* Aim of the task: Below are records to repeat exactly. Omit the pictures from the copy.

↓

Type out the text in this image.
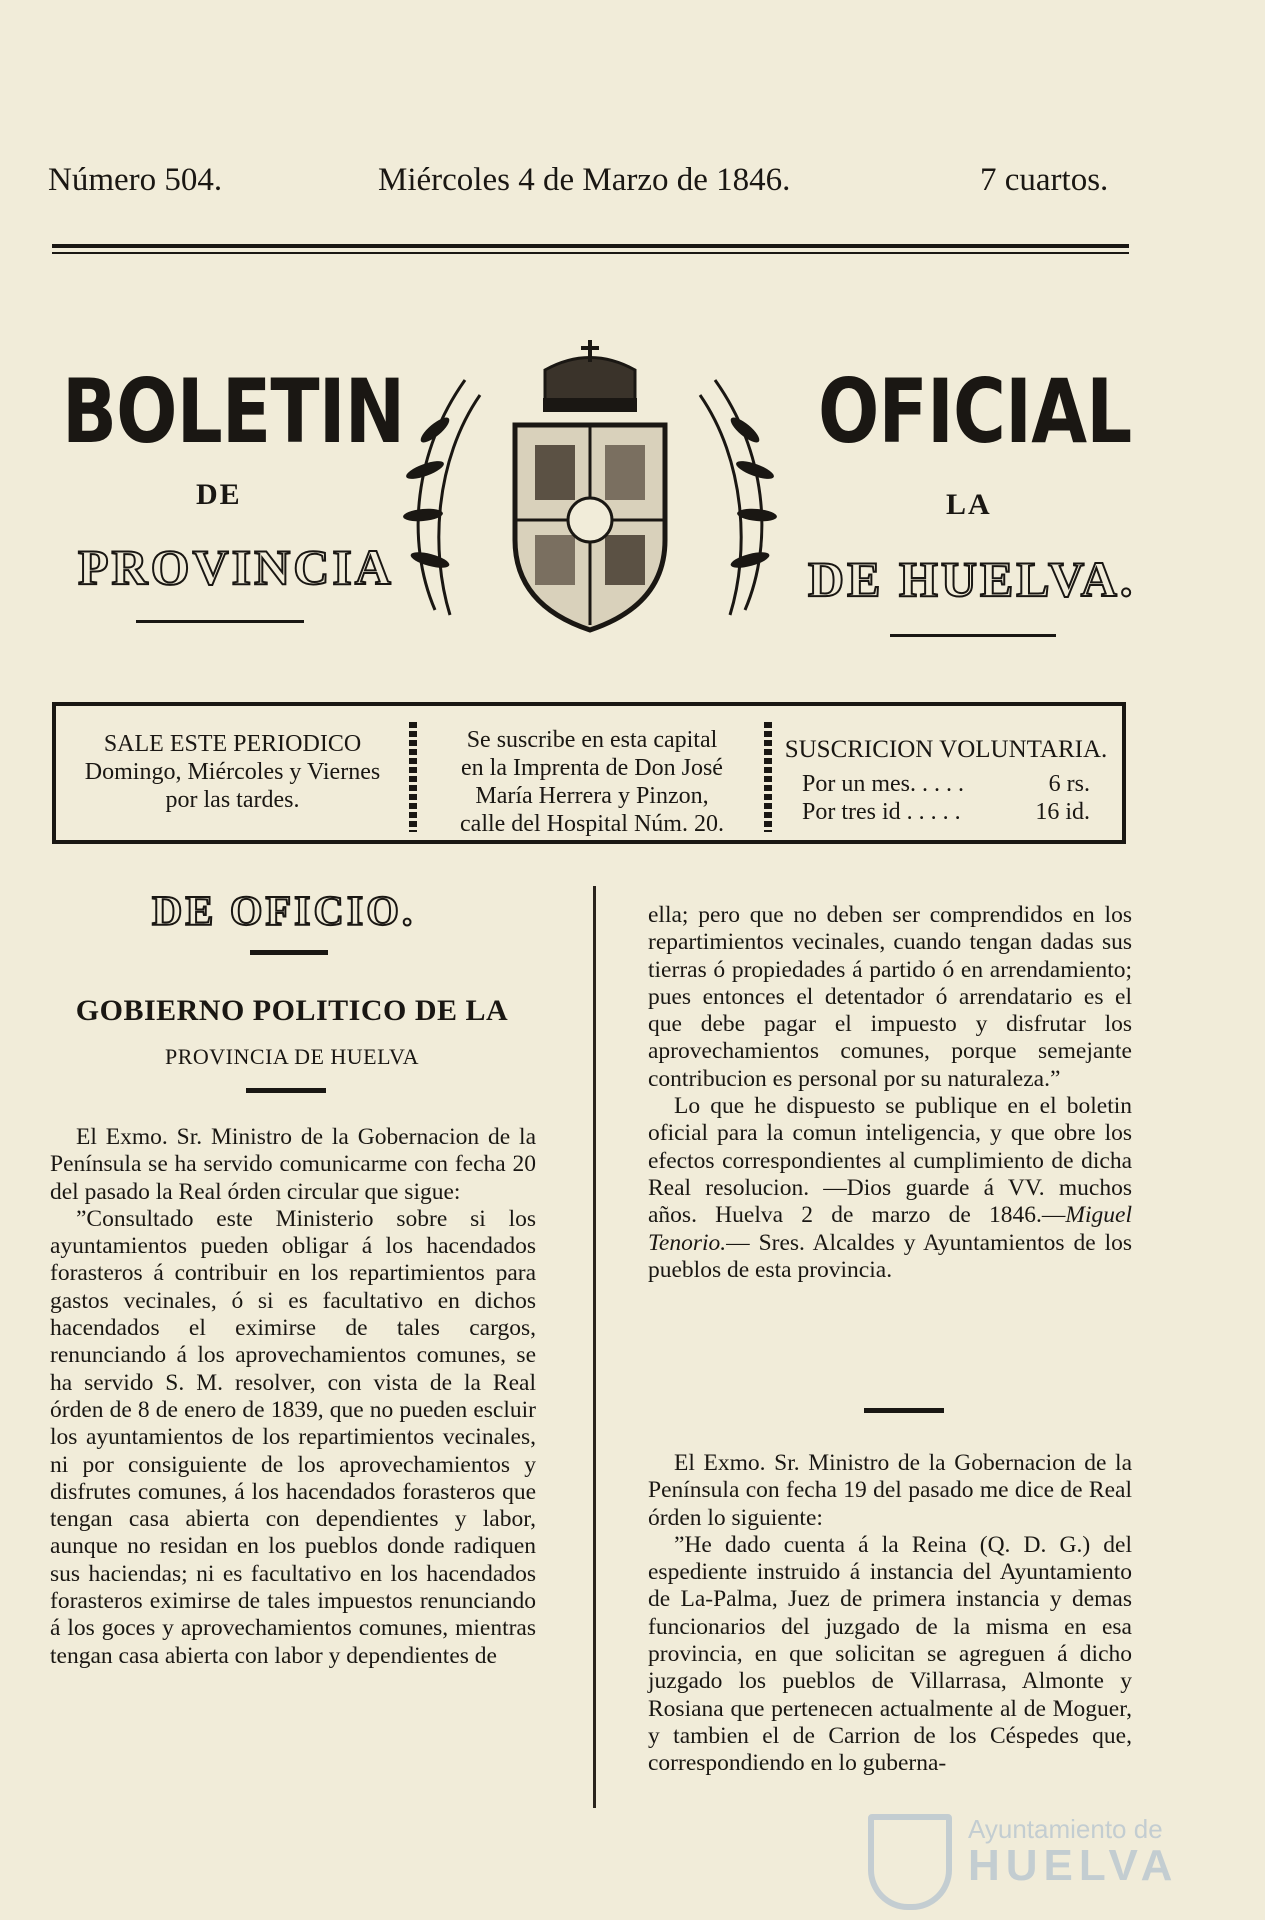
Número 504.	Miércoles 4 de Marzo de 1846.	7 cuartos.
BOLETIN	OFICIAL
DE	LA
PROVINCIA	DE HUELVA.
SALE ESTE PERIODICO
Domingo, Miércoles y Viernes
por las tardes.
Se suscribe en esta capital
en la Imprenta de Don José
María Herrera y Pinzon,
calle del Hospital Núm. 20.
SUSCRICION VOLUNTARIA.
Por un mes. . . . .	6 rs.
Por tres id . . . . .	16 id.
DE OFICIO.
GOBIERNO POLITICO DE LA
PROVINCIA DE HUELVA

El Exmo. Sr. Ministro de la Gobernacion de la Península se ha servido comunicarme con fecha 20 del pasado la Real órden circular que sigue:

”Consultado este Ministerio sobre si los ayuntamientos pueden obligar á los hacendados forasteros á contribuir en los repartimientos para gastos vecinales, ó si es facultativo en dichos hacendados el eximirse de tales cargos, renunciando á los aprovechamientos comunes, se ha servido S. M. resolver, con vista de la Real órden de 8 de enero de 1839, que no pueden escluir los ayuntamientos de los repartimientos vecinales, ni por consiguiente de los aprovechamientos y disfrutes comunes, á los hacendados forasteros que tengan casa abierta con dependientes y labor, aunque no residan en los pueblos donde radiquen sus haciendas; ni es facultativo en los hacendados forasteros eximirse de tales impuestos renunciando á los goces y aprovechamientos comunes, mientras tengan casa abierta con labor y dependientes de

ella; pero que no deben ser comprendidos en los repartimientos vecinales, cuando tengan dadas sus tierras ó propiedades á partido ó en arrendamiento; pues entonces el detentador ó arrendatario es el que debe pagar el impuesto y disfrutar los aprovechamientos comunes, porque semejante contribucion es personal por su naturaleza.”

Lo que he dispuesto se publique en el boletin oficial para la comun inteligencia, y que obre los efectos correspondientes al cumplimiento de dicha Real resolucion. —Dios guarde á VV. muchos años. Huelva 2 de marzo de 1846.—Miguel Tenorio.— Sres. Alcaldes y Ayuntamientos de los pueblos de esta provincia.

El Exmo. Sr. Ministro de la Gobernacion de la Península con fecha 19 del pasado me dice de Real órden lo siguiente:

”He dado cuenta á la Reina (Q. D. G.) del espediente instruido á instancia del Ayuntamiento de La-Palma, Juez de primera instancia y demas funcionarios del juzgado de la misma en esa provincia, en que solicitan se agreguen á dicho juzgado los pueblos de Villarrasa, Almonte y Rosiana que pertenecen actualmente al de Moguer, y tambien el de Carrion de los Céspedes que, correspondiendo en lo guberna-

Ayuntamiento de
HUELVA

↑

* The solution:
Type out the text in this image.
Número 504.	Miércoles 4 de Marzo de 1846.	7 cuartos.
BOLETIN	OFICIAL
DE	LA
PROVINCIA	DE HUELVA.
SALE ESTE PERIODICO
Domingo, Miércoles y Viernes
por las tardes.
Se suscribe en esta capital
en la Imprenta de Don José
María Herrera y Pinzon,
calle del Hospital Núm. 20.
SUSCRICION VOLUNTARIA.
Por un mes. . . . .	6 rs.
Por tres id . . . . .	16 id.
DE OFICIO.
GOBIERNO POLITICO DE LA
PROVINCIA DE HUELVA

El Exmo. Sr. Ministro de la Gobernacion de la Península se ha servido comunicarme con fecha 20 del pasado la Real órden circular que sigue:

”Consultado este Ministerio sobre si los ayuntamientos pueden obligar á los hacendados forasteros á contribuir en los repartimientos para gastos vecinales, ó si es facultativo en dichos hacendados el eximirse de tales cargos, renunciando á los aprovechamientos comunes, se ha servido S. M. resolver, con vista de la Real órden de 8 de enero de 1839, que no pueden escluir los ayuntamientos de los repartimientos vecinales, ni por consiguiente de los aprovechamientos y disfrutes comunes, á los hacendados forasteros que tengan casa abierta con dependientes y labor, aunque no residan en los pueblos donde radiquen sus haciendas; ni es facultativo en los hacendados forasteros eximirse de tales impuestos renunciando á los goces y aprovechamientos comunes, mientras tengan casa abierta con labor y dependientes de

ella; pero que no deben ser comprendidos en los repartimientos vecinales, cuando tengan dadas sus tierras ó propiedades á partido ó en arrendamiento; pues entonces el detentador ó arrendatario es el que debe pagar el impuesto y disfrutar los aprovechamientos comunes, porque semejante contribucion es personal por su naturaleza.”

Lo que he dispuesto se publique en el boletin oficial para la comun inteligencia, y que obre los efectos correspondientes al cumplimiento de dicha Real resolucion. —Dios guarde á VV. muchos años. Huelva 2 de marzo de 1846.—Miguel Tenorio.— Sres. Alcaldes y Ayuntamientos de los pueblos de esta provincia.

El Exmo. Sr. Ministro de la Gobernacion de la Península con fecha 19 del pasado me dice de Real órden lo siguiente:

”He dado cuenta á la Reina (Q. D. G.) del espediente instruido á instancia del Ayuntamiento de La-Palma, Juez de primera instancia y demas funcionarios del juzgado de la misma en esa provincia, en que solicitan se agreguen á dicho juzgado los pueblos de Villarrasa, Almonte y Rosiana que pertenecen actualmente al de Moguer, y tambien el de Carrion de los Céspedes que, correspondiendo en lo guberna-

Ayuntamiento de
HUELVA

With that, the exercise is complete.